**Goal:**
Copy each line in the data that includes the word "Corporation".

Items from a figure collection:

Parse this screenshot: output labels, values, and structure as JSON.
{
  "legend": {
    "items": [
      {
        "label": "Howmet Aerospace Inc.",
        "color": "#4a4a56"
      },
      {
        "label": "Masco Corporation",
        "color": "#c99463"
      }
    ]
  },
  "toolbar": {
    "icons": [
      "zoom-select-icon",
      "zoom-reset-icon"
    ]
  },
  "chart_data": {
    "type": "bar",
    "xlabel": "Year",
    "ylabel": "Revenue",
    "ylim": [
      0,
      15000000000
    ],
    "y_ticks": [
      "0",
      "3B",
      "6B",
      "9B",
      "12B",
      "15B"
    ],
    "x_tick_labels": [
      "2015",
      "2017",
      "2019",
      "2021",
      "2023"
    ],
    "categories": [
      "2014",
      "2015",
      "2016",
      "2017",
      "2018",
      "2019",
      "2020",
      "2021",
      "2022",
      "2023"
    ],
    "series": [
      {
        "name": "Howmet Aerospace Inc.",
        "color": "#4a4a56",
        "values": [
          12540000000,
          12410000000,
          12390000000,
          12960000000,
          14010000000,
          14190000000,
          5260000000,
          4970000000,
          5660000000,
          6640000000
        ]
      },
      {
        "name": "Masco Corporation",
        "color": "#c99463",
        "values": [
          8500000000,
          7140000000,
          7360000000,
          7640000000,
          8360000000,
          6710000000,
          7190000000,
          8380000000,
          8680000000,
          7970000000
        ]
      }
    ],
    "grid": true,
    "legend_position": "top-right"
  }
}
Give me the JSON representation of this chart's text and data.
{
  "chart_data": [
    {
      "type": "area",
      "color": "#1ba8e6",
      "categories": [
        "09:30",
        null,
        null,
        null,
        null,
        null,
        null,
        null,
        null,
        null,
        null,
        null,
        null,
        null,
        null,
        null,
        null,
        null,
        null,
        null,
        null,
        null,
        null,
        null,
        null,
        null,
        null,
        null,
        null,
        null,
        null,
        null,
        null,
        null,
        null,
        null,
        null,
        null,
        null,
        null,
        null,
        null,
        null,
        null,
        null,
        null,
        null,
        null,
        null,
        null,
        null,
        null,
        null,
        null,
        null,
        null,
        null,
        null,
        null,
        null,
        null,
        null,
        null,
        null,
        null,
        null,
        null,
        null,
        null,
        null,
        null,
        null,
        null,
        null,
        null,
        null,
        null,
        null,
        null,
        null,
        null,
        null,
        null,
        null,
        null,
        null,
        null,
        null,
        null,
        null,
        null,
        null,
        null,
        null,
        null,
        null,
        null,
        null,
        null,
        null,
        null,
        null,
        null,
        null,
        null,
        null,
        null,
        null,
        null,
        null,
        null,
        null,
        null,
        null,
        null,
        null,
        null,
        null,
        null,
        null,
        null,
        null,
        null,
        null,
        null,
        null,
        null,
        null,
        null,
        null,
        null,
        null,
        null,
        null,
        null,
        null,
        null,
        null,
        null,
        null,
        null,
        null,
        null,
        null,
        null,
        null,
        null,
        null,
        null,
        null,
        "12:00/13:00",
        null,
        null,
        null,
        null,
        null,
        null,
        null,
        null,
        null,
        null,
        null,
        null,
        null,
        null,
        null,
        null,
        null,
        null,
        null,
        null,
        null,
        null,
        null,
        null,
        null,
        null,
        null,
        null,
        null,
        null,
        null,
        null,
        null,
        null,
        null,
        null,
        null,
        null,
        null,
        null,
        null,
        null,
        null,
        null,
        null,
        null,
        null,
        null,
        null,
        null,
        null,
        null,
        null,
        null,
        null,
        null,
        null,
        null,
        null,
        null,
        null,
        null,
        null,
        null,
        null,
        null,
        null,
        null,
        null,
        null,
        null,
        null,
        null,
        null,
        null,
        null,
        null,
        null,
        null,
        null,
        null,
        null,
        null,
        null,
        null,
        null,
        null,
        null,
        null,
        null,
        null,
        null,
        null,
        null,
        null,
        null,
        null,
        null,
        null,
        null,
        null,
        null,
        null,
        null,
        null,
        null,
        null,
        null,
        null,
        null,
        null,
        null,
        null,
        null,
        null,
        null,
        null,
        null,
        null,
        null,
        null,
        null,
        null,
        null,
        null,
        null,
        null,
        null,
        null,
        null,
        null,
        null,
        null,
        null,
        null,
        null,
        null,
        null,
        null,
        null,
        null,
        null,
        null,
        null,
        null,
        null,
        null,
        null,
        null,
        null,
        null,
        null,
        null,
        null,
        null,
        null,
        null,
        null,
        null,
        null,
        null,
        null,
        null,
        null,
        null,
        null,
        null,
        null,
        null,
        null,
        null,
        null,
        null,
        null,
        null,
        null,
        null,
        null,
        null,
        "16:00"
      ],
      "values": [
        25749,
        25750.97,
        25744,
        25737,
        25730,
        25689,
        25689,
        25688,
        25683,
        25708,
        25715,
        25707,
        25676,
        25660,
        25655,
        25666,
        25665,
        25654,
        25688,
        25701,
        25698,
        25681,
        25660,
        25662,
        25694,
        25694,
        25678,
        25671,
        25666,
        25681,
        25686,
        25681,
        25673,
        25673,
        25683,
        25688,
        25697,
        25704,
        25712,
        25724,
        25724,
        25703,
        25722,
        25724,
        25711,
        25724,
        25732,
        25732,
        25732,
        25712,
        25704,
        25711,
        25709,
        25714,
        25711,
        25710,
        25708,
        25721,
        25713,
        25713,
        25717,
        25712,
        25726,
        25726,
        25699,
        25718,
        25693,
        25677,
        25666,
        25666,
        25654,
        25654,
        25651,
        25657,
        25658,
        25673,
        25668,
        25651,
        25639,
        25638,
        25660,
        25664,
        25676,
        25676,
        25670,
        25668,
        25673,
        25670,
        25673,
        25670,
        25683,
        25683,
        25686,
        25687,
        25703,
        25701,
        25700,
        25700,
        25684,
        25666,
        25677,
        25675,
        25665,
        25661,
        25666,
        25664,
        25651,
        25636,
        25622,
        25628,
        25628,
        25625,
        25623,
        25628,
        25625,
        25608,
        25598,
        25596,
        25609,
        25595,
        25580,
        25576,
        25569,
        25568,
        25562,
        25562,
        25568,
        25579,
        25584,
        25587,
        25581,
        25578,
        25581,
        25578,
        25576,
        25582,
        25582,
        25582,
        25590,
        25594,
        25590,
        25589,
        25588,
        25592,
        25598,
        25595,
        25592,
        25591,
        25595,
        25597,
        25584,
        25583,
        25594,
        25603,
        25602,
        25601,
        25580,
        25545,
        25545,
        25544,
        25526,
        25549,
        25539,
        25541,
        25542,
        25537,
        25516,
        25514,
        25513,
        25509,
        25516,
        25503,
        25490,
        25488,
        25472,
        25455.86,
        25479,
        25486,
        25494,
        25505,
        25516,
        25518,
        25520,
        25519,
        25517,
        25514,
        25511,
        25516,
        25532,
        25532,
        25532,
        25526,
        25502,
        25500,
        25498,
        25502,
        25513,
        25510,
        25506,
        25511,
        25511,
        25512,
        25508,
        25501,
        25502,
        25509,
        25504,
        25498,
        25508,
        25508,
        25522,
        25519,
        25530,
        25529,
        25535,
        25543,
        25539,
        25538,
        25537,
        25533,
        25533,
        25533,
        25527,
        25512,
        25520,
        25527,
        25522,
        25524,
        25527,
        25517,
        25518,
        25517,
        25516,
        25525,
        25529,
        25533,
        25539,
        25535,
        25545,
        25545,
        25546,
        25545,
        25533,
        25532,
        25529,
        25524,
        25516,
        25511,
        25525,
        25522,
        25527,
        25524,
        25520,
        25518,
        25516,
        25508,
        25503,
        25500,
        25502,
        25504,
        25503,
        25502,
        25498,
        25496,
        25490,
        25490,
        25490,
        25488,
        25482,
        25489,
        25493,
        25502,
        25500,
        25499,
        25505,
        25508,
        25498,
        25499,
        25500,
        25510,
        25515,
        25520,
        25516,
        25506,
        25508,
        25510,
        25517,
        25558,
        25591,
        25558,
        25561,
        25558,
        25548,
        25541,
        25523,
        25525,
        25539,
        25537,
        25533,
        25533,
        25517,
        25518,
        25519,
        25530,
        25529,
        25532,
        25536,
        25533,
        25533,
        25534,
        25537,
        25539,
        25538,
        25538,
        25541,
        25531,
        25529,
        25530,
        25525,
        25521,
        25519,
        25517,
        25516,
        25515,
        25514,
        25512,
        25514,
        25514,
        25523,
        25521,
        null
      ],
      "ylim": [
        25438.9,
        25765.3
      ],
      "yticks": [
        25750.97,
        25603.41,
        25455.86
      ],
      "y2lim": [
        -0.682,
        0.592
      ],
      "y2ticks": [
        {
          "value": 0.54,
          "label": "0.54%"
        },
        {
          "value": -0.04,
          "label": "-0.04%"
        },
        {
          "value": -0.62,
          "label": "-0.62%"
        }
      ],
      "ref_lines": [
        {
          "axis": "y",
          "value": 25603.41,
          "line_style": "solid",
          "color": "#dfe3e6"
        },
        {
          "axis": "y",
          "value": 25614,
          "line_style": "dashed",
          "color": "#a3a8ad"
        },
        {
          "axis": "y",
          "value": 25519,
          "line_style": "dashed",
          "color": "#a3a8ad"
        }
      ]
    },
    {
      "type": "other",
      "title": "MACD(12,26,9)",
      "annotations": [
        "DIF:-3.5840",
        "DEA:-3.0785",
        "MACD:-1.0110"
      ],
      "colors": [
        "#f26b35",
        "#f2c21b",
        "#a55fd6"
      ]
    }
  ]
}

**Exercise result:**
        "label": "Masco Corporation",
        "name": "Masco Corporation",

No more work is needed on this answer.